══ MATERIAL PROVIDED ══

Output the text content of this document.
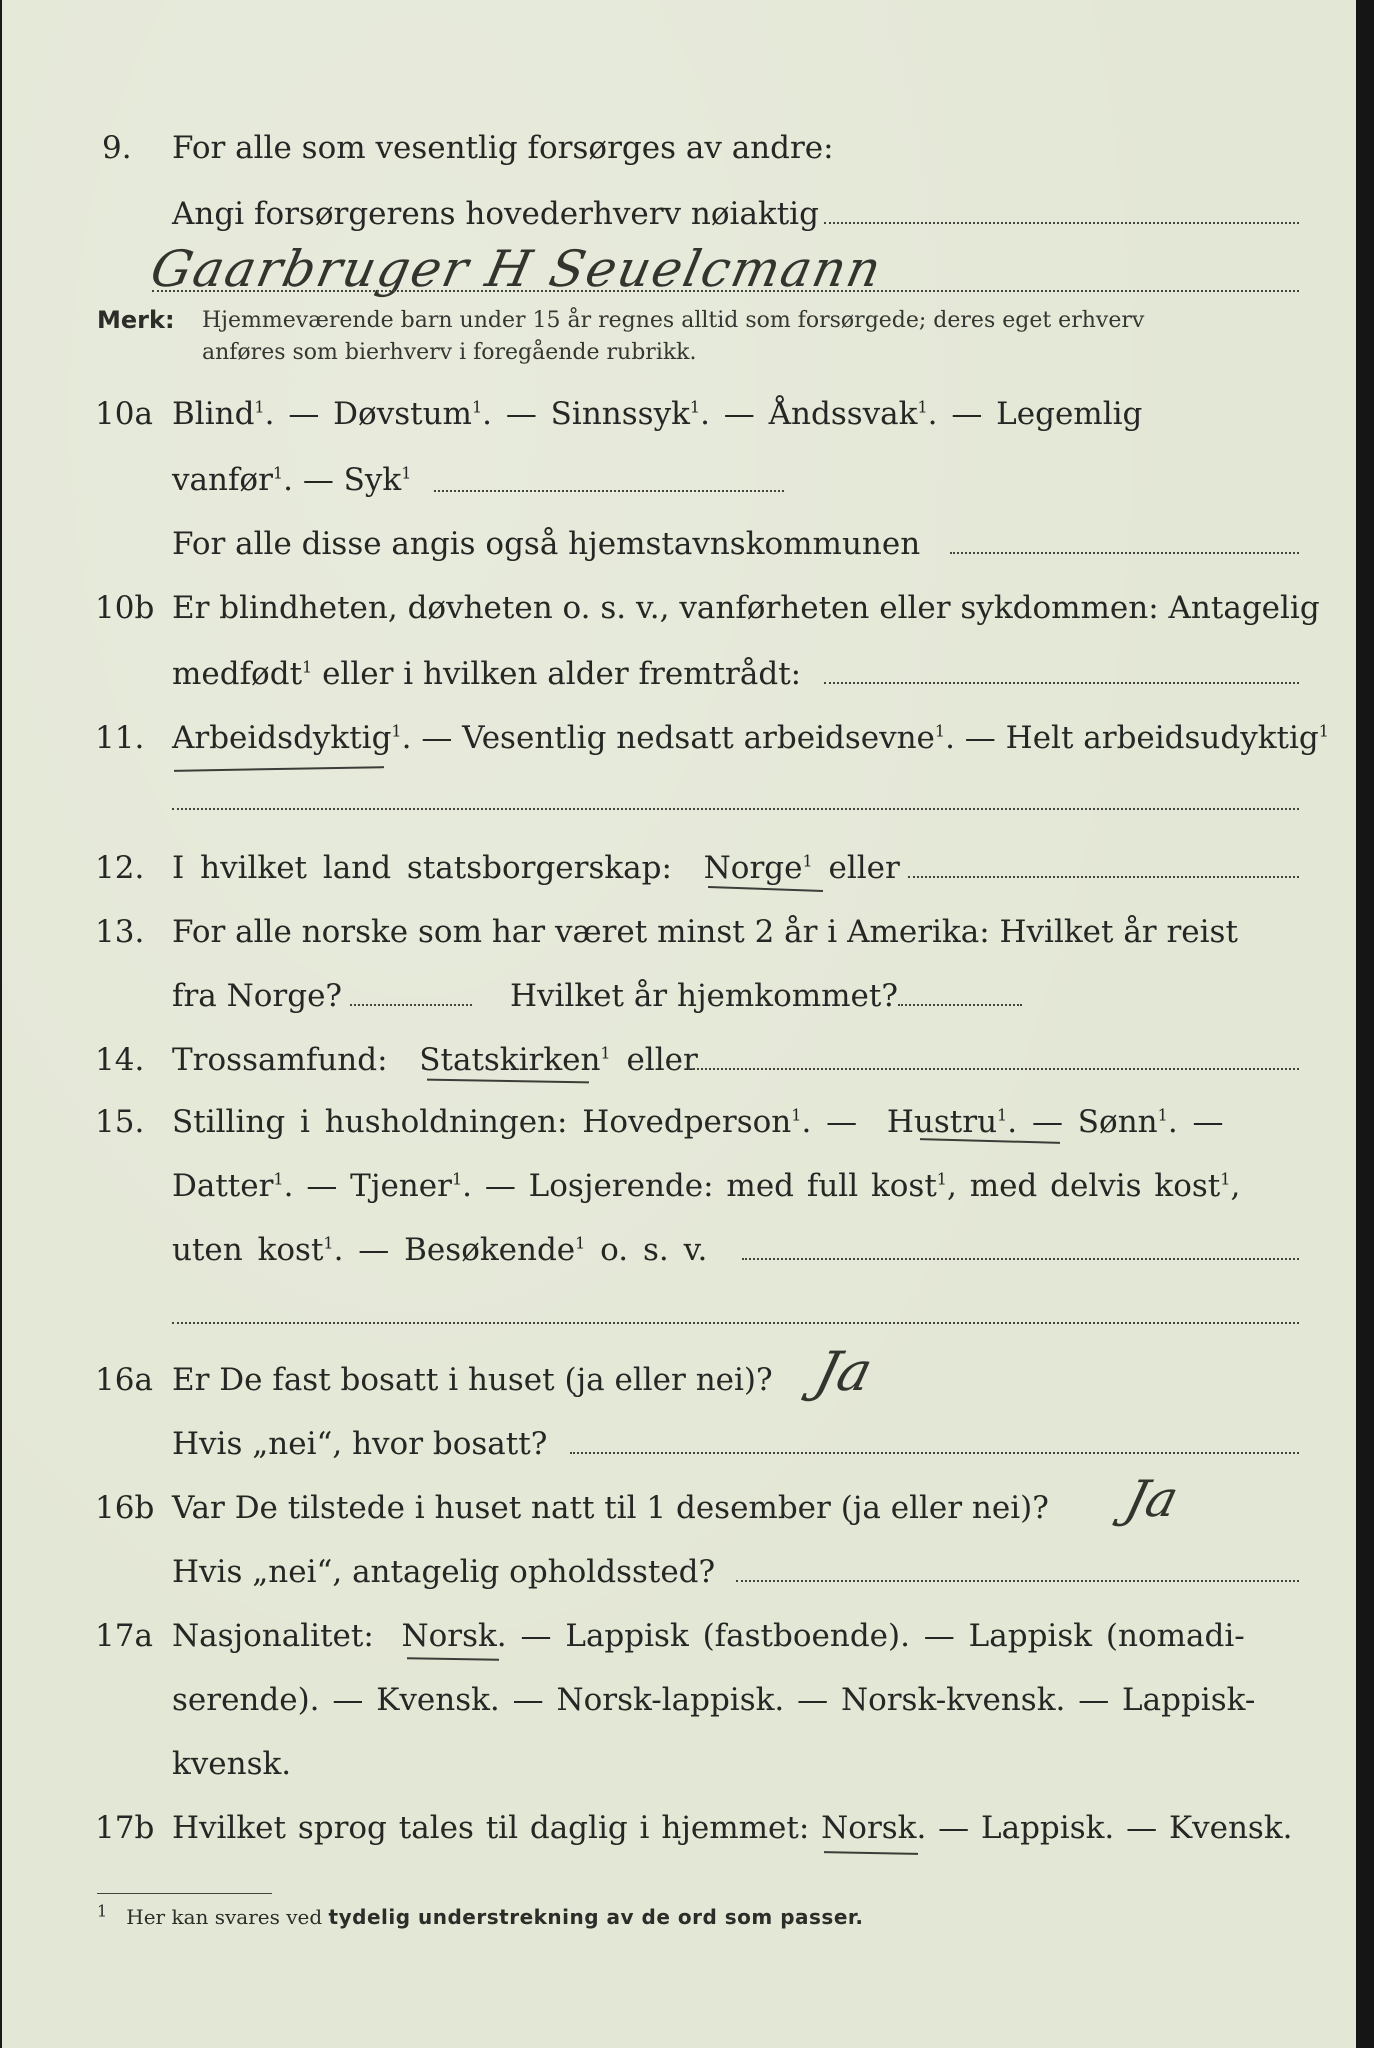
9. For alle som vesentlig forsørges av andre:
Angi forsørgerens hovederhverv nøiaktig
Gaarbruger H Seuelcmann
Merk: Hjemmeværende barn under 15 år regnes alltid som forsørgede; deres eget erhverv
anføres som bierhverv i foregående rubrikk.
10a Blind$^1$. — Døvstum$^1$. — Sinnssyk$^1$. — Åndssvak$^1$. — Legemlig
vanfør$^1$. — Syk$^1$
For alle disse angis også hjemstavnskommunen
10b Er blindheten, døvheten o. s. v., vanførheten eller sykdommen: Antagelig
medfødt$^1$ eller i hvilken alder fremtrådt:
11. Arbeidsdyktig$^1$. — Vesentlig nedsatt arbeidsevne$^1$. — Helt arbeidsudyktig$^1$
12. I hvilket land statsborgerskap: Norge$^1$ eller
13. For alle norske som har været minst 2 år i Amerika: Hvilket år reist
fra Norge?	Hvilket år hjemkommet?
14. Trossamfund: Statskirken$^1$ eller
15. Stilling i husholdningen: Hovedperson$^1$. — Hustru$^1$. — Sønn$^1$. —
Datter$^1$. — Tjener$^1$. — Losjerende: med full kost$^1$, med delvis kost$^1$,
uten kost$^1$. — Besøkende$^1$ o. s. v.
16a Er De fast bosatt i huset (ja eller nei)? Ja
Hvis „nei“, hvor bosatt?
16b Var De tilstede i huset natt til 1 desember (ja eller nei)? Ja
Hvis „nei“, antagelig opholdssted?
17a Nasjonalitet: Norsk. — Lappisk (fastboende). — Lappisk (nomadi-
serende). — Kvensk. — Norsk-lappisk. — Norsk-kvensk. — Lappisk-
kvensk.
17b Hvilket sprog tales til daglig i hjemmet: Norsk. — Lappisk. — Kvensk.
$^1$ Her kan svares ved tydelig understrekning av de ord som passer.
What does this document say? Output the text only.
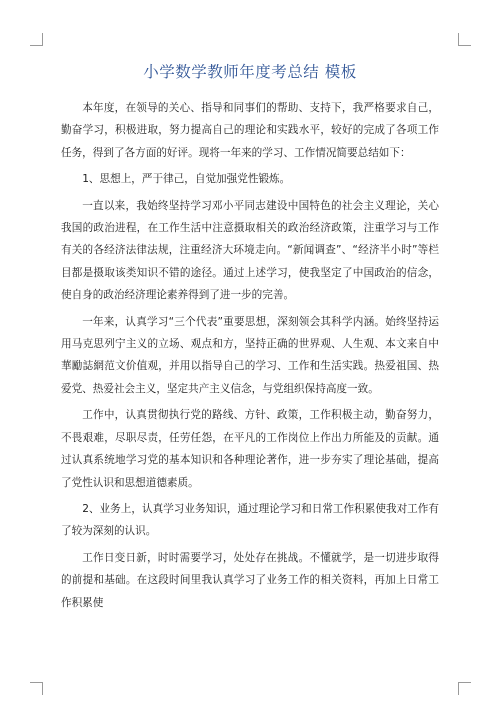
小学数学教师年度考总结 模板

本年度，在领导的关心、指导和同事们的帮助、支持下，我严格要求自己，勤奋学习，积极进取，努力提高自己的理论和实践水平，较好的完成了各项工作任务，得到了各方面的好评。现将一年来的学习、工作情况简要总结如下：

1、思想上，严于律己，自觉加强党性锻炼。

一直以来，我始终坚持学习邓小平同志建设中国特色的社会主义理论，关心我国的政治进程，在工作生活中注意摄取相关的政治经济政策，注重学习与工作有关的各经济法律法规，注重经济大环境走向。“新闻调查”、“经济半小时”等栏目都是摄取该类知识不错的途径。通过上述学习，使我坚定了中国政治的信念，使自身的政治经济理论素养得到了进一步的完善。

一年来，认真学习“三个代表”重要思想，深刻领会其科学内涵。始终坚持运用马克思列宁主义的立场、观点和方，坚持正确的世界观、人生观、本文来自中華勵誌網范文价值观，并用以指导自己的学习、工作和生活实践。热爱祖国、热爱党、热爱社会主义，坚定共产主义信念，与党组织保持高度一致。

工作中，认真贯彻执行党的路线、方针、政策，工作积极主动，勤奋努力，不畏艰难，尽职尽责，任劳任怨，在平凡的工作岗位上作出力所能及的贡献。通过认真系统地学习党的基本知识和各种理论著作，进一步夯实了理论基础，提高了党性认识和思想道德素质。

2、业务上，认真学习业务知识，通过理论学习和日常工作积累使我对工作有了较为深刻的认识。

工作日变日新，时时需要学习，处处存在挑战。不懂就学，是一切进步取得的前提和基础。在这段时间里我认真学习了业务工作的相关资料，再加上日常工作积累使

═══

> [TASK PROMPT]
In the entries above, how many lines contain the word "huset"? Answer with the number only.

> [THE RESPONSE]
2